Objective ▸ Each entry below should be reproduced character for character.

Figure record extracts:

* * * * * * *

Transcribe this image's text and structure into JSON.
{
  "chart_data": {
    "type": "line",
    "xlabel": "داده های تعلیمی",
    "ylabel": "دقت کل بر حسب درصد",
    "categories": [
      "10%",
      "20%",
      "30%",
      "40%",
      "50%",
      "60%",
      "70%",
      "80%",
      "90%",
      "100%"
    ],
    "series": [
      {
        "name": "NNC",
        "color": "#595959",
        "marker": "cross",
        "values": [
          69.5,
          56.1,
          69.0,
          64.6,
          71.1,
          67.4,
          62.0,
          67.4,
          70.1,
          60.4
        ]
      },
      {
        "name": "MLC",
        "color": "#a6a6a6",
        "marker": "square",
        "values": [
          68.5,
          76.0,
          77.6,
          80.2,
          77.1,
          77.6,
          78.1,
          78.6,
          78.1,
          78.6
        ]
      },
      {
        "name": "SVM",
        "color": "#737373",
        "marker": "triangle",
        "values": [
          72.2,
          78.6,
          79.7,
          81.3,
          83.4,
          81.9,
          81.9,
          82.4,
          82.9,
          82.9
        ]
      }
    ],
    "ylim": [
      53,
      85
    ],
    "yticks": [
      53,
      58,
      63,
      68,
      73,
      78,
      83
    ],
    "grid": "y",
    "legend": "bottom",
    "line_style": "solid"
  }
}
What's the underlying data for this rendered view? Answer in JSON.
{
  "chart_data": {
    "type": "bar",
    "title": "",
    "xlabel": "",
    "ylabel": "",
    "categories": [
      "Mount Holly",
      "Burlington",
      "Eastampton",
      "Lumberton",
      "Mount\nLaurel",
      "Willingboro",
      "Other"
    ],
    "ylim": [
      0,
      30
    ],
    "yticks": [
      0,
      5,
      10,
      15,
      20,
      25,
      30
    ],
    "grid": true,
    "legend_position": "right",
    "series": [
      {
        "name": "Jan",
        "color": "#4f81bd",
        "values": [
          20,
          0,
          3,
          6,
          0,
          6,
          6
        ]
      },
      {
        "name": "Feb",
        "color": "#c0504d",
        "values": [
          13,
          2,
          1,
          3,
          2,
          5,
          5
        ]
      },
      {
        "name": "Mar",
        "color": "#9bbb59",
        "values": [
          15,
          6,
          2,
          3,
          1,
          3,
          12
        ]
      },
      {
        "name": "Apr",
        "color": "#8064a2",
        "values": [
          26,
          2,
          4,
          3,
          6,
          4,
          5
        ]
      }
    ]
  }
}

* * * * * * *

Solution to the problem ▸
Transcribe this image's text and structure into JSON.
{
  "chart_data": {
    "type": "line",
    "xlabel": "داده های تعلیمی",
    "ylabel": "دقت کل بر حسب درصد",
    "categories": [
      "10%",
      "20%",
      "30%",
      "40%",
      "50%",
      "60%",
      "70%",
      "80%",
      "90%",
      "100%"
    ],
    "series": [
      {
        "name": "NNC",
        "color": "#595959",
        "marker": "cross",
        "values": [
          69.5,
          56.1,
          69.0,
          64.6,
          71.1,
          67.4,
          62.0,
          67.4,
          70.1,
          60.4
        ]
      },
      {
        "name": "MLC",
        "color": "#a6a6a6",
        "marker": "square",
        "values": [
          68.5,
          76.0,
          77.6,
          80.2,
          77.1,
          77.6,
          78.1,
          78.6,
          78.1,
          78.6
        ]
      },
      {
        "name": "SVM",
        "color": "#737373",
        "marker": "triangle",
        "values": [
          72.2,
          78.6,
          79.7,
          81.3,
          83.4,
          81.9,
          81.9,
          82.4,
          82.9,
          82.9
        ]
      }
    ],
    "ylim": [
      53,
      85
    ],
    "yticks": [
      53,
      58,
      63,
      68,
      73,
      78,
      83
    ],
    "grid": "y",
    "legend": "bottom",
    "line_style": "solid"
  }
}
What's the underlying data for this rendered view? Answer in JSON.
{
  "chart_data": {
    "type": "bar",
    "title": "",
    "xlabel": "",
    "ylabel": "",
    "categories": [
      "Mount Holly",
      "Burlington",
      "Eastampton",
      "Lumberton",
      "Mount\nLaurel",
      "Willingboro",
      "Other"
    ],
    "ylim": [
      0,
      30
    ],
    "yticks": [
      0,
      5,
      10,
      15,
      20,
      25,
      30
    ],
    "grid": true,
    "legend_position": "right",
    "series": [
      {
        "name": "Jan",
        "color": "#4f81bd",
        "values": [
          20,
          0,
          3,
          6,
          0,
          6,
          6
        ]
      },
      {
        "name": "Feb",
        "color": "#c0504d",
        "values": [
          13,
          2,
          1,
          3,
          2,
          5,
          5
        ]
      },
      {
        "name": "Mar",
        "color": "#9bbb59",
        "values": [
          15,
          6,
          2,
          3,
          1,
          3,
          12
        ]
      },
      {
        "name": "Apr",
        "color": "#8064a2",
        "values": [
          26,
          2,
          4,
          3,
          6,
          4,
          5
        ]
      }
    ]
  }
}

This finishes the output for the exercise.